-------- Data shown --------

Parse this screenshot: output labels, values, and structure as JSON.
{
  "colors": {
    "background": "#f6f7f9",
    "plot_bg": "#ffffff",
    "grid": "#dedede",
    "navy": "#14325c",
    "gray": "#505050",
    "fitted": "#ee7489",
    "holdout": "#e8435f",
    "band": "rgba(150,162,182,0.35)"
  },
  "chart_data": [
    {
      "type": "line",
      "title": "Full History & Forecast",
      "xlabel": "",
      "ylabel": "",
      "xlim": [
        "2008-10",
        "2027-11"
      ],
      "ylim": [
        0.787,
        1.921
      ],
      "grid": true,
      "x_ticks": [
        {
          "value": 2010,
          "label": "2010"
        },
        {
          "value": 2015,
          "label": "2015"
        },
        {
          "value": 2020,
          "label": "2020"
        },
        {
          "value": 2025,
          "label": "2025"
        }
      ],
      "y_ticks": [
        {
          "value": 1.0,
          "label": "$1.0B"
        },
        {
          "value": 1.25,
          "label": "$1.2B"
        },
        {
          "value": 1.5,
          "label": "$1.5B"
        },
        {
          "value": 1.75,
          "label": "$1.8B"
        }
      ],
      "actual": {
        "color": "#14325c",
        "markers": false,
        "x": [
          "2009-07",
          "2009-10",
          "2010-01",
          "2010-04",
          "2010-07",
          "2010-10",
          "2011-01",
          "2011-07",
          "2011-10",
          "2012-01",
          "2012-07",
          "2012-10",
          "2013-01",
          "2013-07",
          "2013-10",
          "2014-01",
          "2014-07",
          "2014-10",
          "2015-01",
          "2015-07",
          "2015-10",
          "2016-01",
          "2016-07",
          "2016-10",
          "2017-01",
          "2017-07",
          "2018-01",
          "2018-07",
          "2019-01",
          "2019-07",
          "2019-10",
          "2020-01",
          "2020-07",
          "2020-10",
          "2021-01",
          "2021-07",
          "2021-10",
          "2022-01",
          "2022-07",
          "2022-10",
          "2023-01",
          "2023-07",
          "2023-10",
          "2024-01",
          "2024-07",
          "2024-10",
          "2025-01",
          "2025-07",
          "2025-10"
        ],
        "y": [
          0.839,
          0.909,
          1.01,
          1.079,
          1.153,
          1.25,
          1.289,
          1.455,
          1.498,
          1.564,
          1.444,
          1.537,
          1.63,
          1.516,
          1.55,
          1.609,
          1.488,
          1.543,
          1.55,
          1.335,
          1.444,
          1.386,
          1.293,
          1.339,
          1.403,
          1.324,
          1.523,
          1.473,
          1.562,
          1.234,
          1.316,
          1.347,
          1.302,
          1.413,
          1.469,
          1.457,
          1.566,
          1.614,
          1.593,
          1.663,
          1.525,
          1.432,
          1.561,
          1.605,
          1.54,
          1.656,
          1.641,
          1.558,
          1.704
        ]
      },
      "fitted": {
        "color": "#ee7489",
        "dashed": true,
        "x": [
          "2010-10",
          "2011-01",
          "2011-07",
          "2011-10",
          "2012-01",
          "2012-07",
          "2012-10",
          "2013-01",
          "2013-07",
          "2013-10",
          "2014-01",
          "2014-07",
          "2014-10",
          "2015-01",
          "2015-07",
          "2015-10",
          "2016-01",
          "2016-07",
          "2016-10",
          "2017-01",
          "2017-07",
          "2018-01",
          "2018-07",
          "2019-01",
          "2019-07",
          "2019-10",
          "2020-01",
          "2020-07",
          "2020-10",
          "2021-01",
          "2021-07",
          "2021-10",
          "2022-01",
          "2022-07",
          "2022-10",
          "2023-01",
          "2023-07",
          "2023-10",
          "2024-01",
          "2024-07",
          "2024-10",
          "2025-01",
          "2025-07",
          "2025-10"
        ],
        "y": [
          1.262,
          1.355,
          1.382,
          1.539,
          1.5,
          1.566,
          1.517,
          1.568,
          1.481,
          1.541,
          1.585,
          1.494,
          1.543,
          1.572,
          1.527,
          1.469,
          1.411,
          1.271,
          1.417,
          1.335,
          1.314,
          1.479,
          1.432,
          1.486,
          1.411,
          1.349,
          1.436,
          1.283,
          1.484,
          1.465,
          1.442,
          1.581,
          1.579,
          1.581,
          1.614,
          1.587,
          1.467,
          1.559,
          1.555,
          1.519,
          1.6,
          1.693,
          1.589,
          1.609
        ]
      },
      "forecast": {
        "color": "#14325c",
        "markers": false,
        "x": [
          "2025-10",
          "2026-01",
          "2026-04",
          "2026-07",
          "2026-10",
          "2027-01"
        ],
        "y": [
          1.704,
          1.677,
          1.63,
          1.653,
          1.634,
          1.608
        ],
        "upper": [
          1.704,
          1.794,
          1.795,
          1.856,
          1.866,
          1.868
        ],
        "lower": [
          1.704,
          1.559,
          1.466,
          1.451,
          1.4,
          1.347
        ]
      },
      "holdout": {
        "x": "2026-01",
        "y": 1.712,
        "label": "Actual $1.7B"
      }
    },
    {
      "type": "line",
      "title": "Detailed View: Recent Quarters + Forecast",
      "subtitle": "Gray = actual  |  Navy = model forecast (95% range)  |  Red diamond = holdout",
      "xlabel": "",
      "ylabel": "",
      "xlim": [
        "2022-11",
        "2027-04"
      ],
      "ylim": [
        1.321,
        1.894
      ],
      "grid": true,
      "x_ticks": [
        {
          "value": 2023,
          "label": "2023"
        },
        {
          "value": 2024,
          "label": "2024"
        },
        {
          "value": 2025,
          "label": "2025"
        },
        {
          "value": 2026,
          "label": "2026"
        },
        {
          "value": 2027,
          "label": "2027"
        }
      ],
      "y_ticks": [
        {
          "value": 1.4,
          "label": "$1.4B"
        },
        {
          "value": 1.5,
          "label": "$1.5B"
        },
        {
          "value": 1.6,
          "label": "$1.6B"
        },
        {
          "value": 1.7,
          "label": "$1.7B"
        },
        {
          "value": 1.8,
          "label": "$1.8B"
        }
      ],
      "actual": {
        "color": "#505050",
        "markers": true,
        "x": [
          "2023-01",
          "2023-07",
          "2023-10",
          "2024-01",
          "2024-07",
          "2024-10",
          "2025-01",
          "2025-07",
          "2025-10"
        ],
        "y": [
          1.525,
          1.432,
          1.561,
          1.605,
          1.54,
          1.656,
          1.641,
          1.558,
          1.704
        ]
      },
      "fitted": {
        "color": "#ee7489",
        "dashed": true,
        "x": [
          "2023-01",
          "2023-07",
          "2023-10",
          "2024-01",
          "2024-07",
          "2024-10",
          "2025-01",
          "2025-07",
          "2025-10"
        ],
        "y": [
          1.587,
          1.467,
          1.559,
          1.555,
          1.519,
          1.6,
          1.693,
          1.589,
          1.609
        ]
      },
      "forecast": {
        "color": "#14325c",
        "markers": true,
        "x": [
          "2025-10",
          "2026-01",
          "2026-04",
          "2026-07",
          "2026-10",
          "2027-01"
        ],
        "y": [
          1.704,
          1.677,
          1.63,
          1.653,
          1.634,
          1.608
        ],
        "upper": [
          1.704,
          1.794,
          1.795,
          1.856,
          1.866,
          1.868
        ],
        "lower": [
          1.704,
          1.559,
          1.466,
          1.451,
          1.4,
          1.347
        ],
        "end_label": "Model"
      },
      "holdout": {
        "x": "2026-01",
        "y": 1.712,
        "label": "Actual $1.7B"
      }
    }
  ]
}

--------

[What you are asked to do] Set down each entry again, unchanged.

[Solution to this problem]
Parse this screenshot: output labels, values, and structure as JSON.
{
  "colors": {
    "background": "#f6f7f9",
    "plot_bg": "#ffffff",
    "grid": "#dedede",
    "navy": "#14325c",
    "gray": "#505050",
    "fitted": "#ee7489",
    "holdout": "#e8435f",
    "band": "rgba(150,162,182,0.35)"
  },
  "chart_data": [
    {
      "type": "line",
      "title": "Full History & Forecast",
      "xlabel": "",
      "ylabel": "",
      "xlim": [
        "2008-10",
        "2027-11"
      ],
      "ylim": [
        0.787,
        1.921
      ],
      "grid": true,
      "x_ticks": [
        {
          "value": 2010,
          "label": "2010"
        },
        {
          "value": 2015,
          "label": "2015"
        },
        {
          "value": 2020,
          "label": "2020"
        },
        {
          "value": 2025,
          "label": "2025"
        }
      ],
      "y_ticks": [
        {
          "value": 1.0,
          "label": "$1.0B"
        },
        {
          "value": 1.25,
          "label": "$1.2B"
        },
        {
          "value": 1.5,
          "label": "$1.5B"
        },
        {
          "value": 1.75,
          "label": "$1.8B"
        }
      ],
      "actual": {
        "color": "#14325c",
        "markers": false,
        "x": [
          "2009-07",
          "2009-10",
          "2010-01",
          "2010-04",
          "2010-07",
          "2010-10",
          "2011-01",
          "2011-07",
          "2011-10",
          "2012-01",
          "2012-07",
          "2012-10",
          "2013-01",
          "2013-07",
          "2013-10",
          "2014-01",
          "2014-07",
          "2014-10",
          "2015-01",
          "2015-07",
          "2015-10",
          "2016-01",
          "2016-07",
          "2016-10",
          "2017-01",
          "2017-07",
          "2018-01",
          "2018-07",
          "2019-01",
          "2019-07",
          "2019-10",
          "2020-01",
          "2020-07",
          "2020-10",
          "2021-01",
          "2021-07",
          "2021-10",
          "2022-01",
          "2022-07",
          "2022-10",
          "2023-01",
          "2023-07",
          "2023-10",
          "2024-01",
          "2024-07",
          "2024-10",
          "2025-01",
          "2025-07",
          "2025-10"
        ],
        "y": [
          0.839,
          0.909,
          1.01,
          1.079,
          1.153,
          1.25,
          1.289,
          1.455,
          1.498,
          1.564,
          1.444,
          1.537,
          1.63,
          1.516,
          1.55,
          1.609,
          1.488,
          1.543,
          1.55,
          1.335,
          1.444,
          1.386,
          1.293,
          1.339,
          1.403,
          1.324,
          1.523,
          1.473,
          1.562,
          1.234,
          1.316,
          1.347,
          1.302,
          1.413,
          1.469,
          1.457,
          1.566,
          1.614,
          1.593,
          1.663,
          1.525,
          1.432,
          1.561,
          1.605,
          1.54,
          1.656,
          1.641,
          1.558,
          1.704
        ]
      },
      "fitted": {
        "color": "#ee7489",
        "dashed": true,
        "x": [
          "2010-10",
          "2011-01",
          "2011-07",
          "2011-10",
          "2012-01",
          "2012-07",
          "2012-10",
          "2013-01",
          "2013-07",
          "2013-10",
          "2014-01",
          "2014-07",
          "2014-10",
          "2015-01",
          "2015-07",
          "2015-10",
          "2016-01",
          "2016-07",
          "2016-10",
          "2017-01",
          "2017-07",
          "2018-01",
          "2018-07",
          "2019-01",
          "2019-07",
          "2019-10",
          "2020-01",
          "2020-07",
          "2020-10",
          "2021-01",
          "2021-07",
          "2021-10",
          "2022-01",
          "2022-07",
          "2022-10",
          "2023-01",
          "2023-07",
          "2023-10",
          "2024-01",
          "2024-07",
          "2024-10",
          "2025-01",
          "2025-07",
          "2025-10"
        ],
        "y": [
          1.262,
          1.355,
          1.382,
          1.539,
          1.5,
          1.566,
          1.517,
          1.568,
          1.481,
          1.541,
          1.585,
          1.494,
          1.543,
          1.572,
          1.527,
          1.469,
          1.411,
          1.271,
          1.417,
          1.335,
          1.314,
          1.479,
          1.432,
          1.486,
          1.411,
          1.349,
          1.436,
          1.283,
          1.484,
          1.465,
          1.442,
          1.581,
          1.579,
          1.581,
          1.614,
          1.587,
          1.467,
          1.559,
          1.555,
          1.519,
          1.6,
          1.693,
          1.589,
          1.609
        ]
      },
      "forecast": {
        "color": "#14325c",
        "markers": false,
        "x": [
          "2025-10",
          "2026-01",
          "2026-04",
          "2026-07",
          "2026-10",
          "2027-01"
        ],
        "y": [
          1.704,
          1.677,
          1.63,
          1.653,
          1.634,
          1.608
        ],
        "upper": [
          1.704,
          1.794,
          1.795,
          1.856,
          1.866,
          1.868
        ],
        "lower": [
          1.704,
          1.559,
          1.466,
          1.451,
          1.4,
          1.347
        ]
      },
      "holdout": {
        "x": "2026-01",
        "y": 1.712,
        "label": "Actual $1.7B"
      }
    },
    {
      "type": "line",
      "title": "Detailed View: Recent Quarters + Forecast",
      "subtitle": "Gray = actual  |  Navy = model forecast (95% range)  |  Red diamond = holdout",
      "xlabel": "",
      "ylabel": "",
      "xlim": [
        "2022-11",
        "2027-04"
      ],
      "ylim": [
        1.321,
        1.894
      ],
      "grid": true,
      "x_ticks": [
        {
          "value": 2023,
          "label": "2023"
        },
        {
          "value": 2024,
          "label": "2024"
        },
        {
          "value": 2025,
          "label": "2025"
        },
        {
          "value": 2026,
          "label": "2026"
        },
        {
          "value": 2027,
          "label": "2027"
        }
      ],
      "y_ticks": [
        {
          "value": 1.4,
          "label": "$1.4B"
        },
        {
          "value": 1.5,
          "label": "$1.5B"
        },
        {
          "value": 1.6,
          "label": "$1.6B"
        },
        {
          "value": 1.7,
          "label": "$1.7B"
        },
        {
          "value": 1.8,
          "label": "$1.8B"
        }
      ],
      "actual": {
        "color": "#505050",
        "markers": true,
        "x": [
          "2023-01",
          "2023-07",
          "2023-10",
          "2024-01",
          "2024-07",
          "2024-10",
          "2025-01",
          "2025-07",
          "2025-10"
        ],
        "y": [
          1.525,
          1.432,
          1.561,
          1.605,
          1.54,
          1.656,
          1.641,
          1.558,
          1.704
        ]
      },
      "fitted": {
        "color": "#ee7489",
        "dashed": true,
        "x": [
          "2023-01",
          "2023-07",
          "2023-10",
          "2024-01",
          "2024-07",
          "2024-10",
          "2025-01",
          "2025-07",
          "2025-10"
        ],
        "y": [
          1.587,
          1.467,
          1.559,
          1.555,
          1.519,
          1.6,
          1.693,
          1.589,
          1.609
        ]
      },
      "forecast": {
        "color": "#14325c",
        "markers": true,
        "x": [
          "2025-10",
          "2026-01",
          "2026-04",
          "2026-07",
          "2026-10",
          "2027-01"
        ],
        "y": [
          1.704,
          1.677,
          1.63,
          1.653,
          1.634,
          1.608
        ],
        "upper": [
          1.704,
          1.794,
          1.795,
          1.856,
          1.866,
          1.868
        ],
        "lower": [
          1.704,
          1.559,
          1.466,
          1.451,
          1.4,
          1.347
        ],
        "end_label": "Model"
      },
      "holdout": {
        "x": "2026-01",
        "y": 1.712,
        "label": "Actual $1.7B"
      }
    }
  ]
}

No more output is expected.